### Exercise data
-=-=-=-=-

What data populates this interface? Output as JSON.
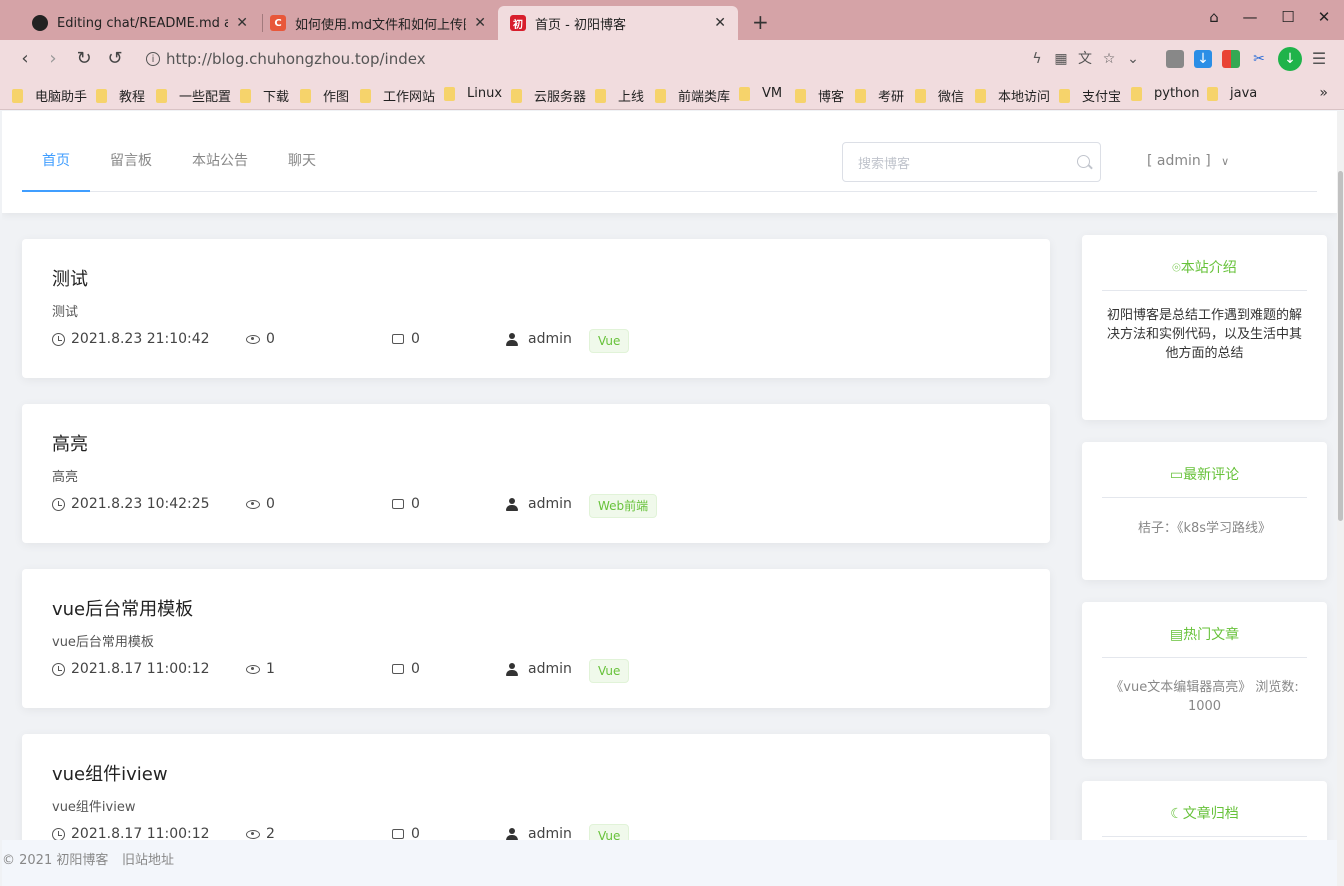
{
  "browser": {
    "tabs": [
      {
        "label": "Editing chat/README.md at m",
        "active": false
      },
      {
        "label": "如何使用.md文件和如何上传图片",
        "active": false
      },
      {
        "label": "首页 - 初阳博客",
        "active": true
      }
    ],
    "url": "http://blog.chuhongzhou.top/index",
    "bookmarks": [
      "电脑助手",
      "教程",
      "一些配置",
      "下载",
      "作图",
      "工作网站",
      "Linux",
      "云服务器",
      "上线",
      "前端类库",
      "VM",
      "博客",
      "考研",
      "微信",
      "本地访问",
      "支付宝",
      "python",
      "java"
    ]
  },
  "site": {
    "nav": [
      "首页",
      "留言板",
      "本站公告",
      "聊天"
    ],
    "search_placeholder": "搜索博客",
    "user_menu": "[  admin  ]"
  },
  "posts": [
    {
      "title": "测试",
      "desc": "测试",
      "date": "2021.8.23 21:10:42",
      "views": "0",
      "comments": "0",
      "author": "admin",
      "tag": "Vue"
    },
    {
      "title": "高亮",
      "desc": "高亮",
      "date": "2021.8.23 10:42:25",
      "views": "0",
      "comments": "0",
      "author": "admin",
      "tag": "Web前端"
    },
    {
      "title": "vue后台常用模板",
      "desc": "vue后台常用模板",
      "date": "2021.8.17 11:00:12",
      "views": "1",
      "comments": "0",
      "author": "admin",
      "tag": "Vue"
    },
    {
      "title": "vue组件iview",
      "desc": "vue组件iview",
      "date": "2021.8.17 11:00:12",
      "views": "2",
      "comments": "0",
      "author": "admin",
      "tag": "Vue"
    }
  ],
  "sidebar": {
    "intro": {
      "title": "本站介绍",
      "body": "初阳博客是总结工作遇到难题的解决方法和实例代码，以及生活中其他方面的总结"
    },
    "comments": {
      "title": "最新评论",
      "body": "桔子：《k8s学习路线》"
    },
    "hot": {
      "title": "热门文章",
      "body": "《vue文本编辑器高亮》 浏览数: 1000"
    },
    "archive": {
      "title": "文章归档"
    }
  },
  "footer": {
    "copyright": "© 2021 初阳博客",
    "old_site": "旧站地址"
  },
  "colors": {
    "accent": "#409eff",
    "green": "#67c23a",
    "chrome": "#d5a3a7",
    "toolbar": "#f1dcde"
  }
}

-=-=-=-=-

### Directive
Locate all lines in the listing above with the word "label". Copy them.

### Exercise output
        "label": "Editing chat/README.md at m",
        "label": "如何使用.md文件和如何上传图片",
        "label": "首页 - 初阳博客",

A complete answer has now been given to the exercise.